** begin Available data **
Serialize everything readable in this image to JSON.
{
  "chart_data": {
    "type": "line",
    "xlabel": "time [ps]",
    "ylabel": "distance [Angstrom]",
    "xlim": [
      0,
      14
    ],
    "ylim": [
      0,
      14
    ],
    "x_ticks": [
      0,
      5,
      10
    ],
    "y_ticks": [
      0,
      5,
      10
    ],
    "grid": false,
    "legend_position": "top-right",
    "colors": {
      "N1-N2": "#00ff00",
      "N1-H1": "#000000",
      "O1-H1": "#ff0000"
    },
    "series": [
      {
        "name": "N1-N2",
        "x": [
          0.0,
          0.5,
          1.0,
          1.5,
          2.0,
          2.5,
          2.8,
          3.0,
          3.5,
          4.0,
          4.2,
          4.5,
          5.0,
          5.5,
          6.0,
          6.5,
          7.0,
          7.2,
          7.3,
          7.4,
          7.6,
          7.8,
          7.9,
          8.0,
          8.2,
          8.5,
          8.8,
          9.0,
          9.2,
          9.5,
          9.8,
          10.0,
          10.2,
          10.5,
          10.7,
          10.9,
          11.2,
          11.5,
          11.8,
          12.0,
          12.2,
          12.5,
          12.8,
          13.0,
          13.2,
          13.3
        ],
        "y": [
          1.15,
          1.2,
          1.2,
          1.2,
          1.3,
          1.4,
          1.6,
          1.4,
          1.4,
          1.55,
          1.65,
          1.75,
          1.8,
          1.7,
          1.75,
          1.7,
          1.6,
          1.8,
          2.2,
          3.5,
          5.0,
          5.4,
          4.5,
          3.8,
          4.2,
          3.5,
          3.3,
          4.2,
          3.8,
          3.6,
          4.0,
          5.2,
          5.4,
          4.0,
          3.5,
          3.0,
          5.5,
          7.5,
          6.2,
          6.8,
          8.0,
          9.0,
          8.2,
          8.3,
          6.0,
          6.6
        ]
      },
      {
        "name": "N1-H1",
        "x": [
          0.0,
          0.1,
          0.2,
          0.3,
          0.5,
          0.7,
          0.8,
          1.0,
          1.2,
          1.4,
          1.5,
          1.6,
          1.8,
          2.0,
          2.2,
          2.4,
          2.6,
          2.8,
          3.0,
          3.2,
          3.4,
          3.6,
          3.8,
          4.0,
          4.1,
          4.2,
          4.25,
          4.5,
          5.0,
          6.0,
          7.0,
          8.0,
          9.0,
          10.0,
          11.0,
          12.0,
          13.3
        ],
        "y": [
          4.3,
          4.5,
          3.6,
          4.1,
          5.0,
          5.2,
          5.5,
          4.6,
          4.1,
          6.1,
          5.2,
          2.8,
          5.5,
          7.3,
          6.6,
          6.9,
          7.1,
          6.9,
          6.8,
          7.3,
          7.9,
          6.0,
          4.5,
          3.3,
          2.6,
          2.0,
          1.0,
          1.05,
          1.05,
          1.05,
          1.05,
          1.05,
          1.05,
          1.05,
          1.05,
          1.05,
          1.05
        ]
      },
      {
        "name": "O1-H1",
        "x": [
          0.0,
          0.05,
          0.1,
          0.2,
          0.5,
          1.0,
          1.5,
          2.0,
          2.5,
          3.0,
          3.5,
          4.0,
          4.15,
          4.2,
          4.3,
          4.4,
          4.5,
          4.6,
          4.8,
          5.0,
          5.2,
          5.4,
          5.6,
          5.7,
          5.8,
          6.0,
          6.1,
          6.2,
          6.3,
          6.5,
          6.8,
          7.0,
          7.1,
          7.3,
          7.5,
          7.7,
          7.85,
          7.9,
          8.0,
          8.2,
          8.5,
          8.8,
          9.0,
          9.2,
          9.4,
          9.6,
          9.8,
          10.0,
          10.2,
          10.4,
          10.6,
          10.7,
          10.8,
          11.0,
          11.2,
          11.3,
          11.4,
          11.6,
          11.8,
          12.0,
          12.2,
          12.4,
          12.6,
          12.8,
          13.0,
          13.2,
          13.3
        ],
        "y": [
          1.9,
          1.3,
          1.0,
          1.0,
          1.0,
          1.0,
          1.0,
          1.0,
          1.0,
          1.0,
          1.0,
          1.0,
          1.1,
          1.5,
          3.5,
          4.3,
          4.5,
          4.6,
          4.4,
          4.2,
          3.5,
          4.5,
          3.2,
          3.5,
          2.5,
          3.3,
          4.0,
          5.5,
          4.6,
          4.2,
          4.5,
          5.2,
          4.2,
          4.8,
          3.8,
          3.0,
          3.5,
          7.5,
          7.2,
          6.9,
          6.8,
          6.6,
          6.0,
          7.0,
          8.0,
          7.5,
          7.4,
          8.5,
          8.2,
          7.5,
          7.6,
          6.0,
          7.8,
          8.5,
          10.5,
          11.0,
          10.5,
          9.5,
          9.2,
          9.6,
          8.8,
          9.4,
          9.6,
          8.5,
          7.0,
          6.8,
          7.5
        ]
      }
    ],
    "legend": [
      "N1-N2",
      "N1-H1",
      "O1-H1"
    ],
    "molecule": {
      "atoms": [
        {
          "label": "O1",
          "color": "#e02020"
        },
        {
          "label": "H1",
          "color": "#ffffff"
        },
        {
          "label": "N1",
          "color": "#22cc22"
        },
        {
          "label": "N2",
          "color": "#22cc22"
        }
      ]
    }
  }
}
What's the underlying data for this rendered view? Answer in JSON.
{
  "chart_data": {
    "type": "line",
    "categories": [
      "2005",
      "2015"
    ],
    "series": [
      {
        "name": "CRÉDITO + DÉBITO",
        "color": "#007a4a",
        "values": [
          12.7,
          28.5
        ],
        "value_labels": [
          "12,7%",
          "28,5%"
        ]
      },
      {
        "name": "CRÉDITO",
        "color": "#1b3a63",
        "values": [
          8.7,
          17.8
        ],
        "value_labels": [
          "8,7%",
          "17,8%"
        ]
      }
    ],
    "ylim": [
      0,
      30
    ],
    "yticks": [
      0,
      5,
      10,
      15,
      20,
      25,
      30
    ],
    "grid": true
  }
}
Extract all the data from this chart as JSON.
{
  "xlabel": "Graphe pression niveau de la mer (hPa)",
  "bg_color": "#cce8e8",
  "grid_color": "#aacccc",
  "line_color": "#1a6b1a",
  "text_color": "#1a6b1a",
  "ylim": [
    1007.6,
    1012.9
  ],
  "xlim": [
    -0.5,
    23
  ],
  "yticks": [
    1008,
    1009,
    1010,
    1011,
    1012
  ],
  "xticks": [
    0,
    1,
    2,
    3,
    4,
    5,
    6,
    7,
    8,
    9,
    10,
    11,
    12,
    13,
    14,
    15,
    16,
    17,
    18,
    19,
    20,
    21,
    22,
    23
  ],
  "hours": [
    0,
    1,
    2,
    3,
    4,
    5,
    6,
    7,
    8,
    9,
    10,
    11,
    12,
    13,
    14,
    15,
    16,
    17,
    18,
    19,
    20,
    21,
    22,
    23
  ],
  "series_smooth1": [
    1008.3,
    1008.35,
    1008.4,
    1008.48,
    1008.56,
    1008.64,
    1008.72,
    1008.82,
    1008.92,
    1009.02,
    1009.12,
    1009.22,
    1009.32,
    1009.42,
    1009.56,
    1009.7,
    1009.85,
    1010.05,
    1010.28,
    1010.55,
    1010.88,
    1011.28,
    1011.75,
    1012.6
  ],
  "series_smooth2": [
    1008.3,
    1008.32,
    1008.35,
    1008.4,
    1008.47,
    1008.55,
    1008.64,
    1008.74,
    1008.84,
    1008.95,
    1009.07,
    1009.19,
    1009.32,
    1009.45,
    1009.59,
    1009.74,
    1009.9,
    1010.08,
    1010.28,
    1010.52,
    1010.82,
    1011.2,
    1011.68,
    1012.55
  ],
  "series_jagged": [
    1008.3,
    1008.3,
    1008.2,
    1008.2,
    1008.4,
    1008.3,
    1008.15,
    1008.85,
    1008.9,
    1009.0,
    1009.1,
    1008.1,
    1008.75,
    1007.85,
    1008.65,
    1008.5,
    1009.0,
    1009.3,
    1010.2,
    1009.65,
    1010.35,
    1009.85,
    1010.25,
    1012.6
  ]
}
** end Available data **
Each line in the listing above either holds the string "this" or does not; state how many do, giving the number only.

3